__ENTRIES SHOWN__.
|---|

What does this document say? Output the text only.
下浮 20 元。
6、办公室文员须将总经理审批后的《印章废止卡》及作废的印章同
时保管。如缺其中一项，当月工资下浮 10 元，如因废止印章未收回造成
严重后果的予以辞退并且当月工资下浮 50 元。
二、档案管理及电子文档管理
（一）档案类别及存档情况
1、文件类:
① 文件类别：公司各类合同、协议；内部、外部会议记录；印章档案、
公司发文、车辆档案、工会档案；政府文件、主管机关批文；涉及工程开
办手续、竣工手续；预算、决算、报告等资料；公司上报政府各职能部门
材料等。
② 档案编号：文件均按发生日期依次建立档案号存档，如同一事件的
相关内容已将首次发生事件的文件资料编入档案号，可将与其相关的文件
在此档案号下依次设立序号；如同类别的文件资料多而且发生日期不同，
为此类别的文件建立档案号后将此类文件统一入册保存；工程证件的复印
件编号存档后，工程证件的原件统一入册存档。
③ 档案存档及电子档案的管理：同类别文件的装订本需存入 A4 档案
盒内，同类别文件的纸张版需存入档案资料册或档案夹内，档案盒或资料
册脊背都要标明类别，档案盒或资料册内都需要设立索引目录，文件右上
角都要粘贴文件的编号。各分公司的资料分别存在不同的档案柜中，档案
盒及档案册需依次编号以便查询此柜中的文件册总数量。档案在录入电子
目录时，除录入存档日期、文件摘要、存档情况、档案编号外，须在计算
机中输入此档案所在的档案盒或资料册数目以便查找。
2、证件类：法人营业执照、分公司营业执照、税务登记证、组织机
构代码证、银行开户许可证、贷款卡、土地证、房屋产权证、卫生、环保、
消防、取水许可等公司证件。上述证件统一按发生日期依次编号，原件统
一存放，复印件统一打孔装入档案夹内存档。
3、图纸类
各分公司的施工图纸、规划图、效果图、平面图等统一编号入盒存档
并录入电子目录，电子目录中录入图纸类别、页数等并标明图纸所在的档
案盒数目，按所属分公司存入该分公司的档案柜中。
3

|---|

All of the data must be returned exactly.

__CORRECT ANSWER__.
What does this document say? Output the text only.
下浮 20 元。
6、办公室文员须将总经理审批后的《印章废止卡》及作废的印章同
时保管。如缺其中一项，当月工资下浮 10 元，如因废止印章未收回造成
严重后果的予以辞退并且当月工资下浮 50 元。
二、档案管理及电子文档管理
（一）档案类别及存档情况
1、文件类:
① 文件类别：公司各类合同、协议；内部、外部会议记录；印章档案、
公司发文、车辆档案、工会档案；政府文件、主管机关批文；涉及工程开
办手续、竣工手续；预算、决算、报告等资料；公司上报政府各职能部门
材料等。
② 档案编号：文件均按发生日期依次建立档案号存档，如同一事件的
相关内容已将首次发生事件的文件资料编入档案号，可将与其相关的文件
在此档案号下依次设立序号；如同类别的文件资料多而且发生日期不同，
为此类别的文件建立档案号后将此类文件统一入册保存；工程证件的复印
件编号存档后，工程证件的原件统一入册存档。
③ 档案存档及电子档案的管理：同类别文件的装订本需存入 A4 档案
盒内，同类别文件的纸张版需存入档案资料册或档案夹内，档案盒或资料
册脊背都要标明类别，档案盒或资料册内都需要设立索引目录，文件右上
角都要粘贴文件的编号。各分公司的资料分别存在不同的档案柜中，档案
盒及档案册需依次编号以便查询此柜中的文件册总数量。档案在录入电子
目录时，除录入存档日期、文件摘要、存档情况、档案编号外，须在计算
机中输入此档案所在的档案盒或资料册数目以便查找。
2、证件类：法人营业执照、分公司营业执照、税务登记证、组织机
构代码证、银行开户许可证、贷款卡、土地证、房屋产权证、卫生、环保、
消防、取水许可等公司证件。上述证件统一按发生日期依次编号，原件统
一存放，复印件统一打孔装入档案夹内存档。
3、图纸类
各分公司的施工图纸、规划图、效果图、平面图等统一编号入盒存档
并录入电子目录，电子目录中录入图纸类别、页数等并标明图纸所在的档
案盒数目，按所属分公司存入该分公司的档案柜中。
3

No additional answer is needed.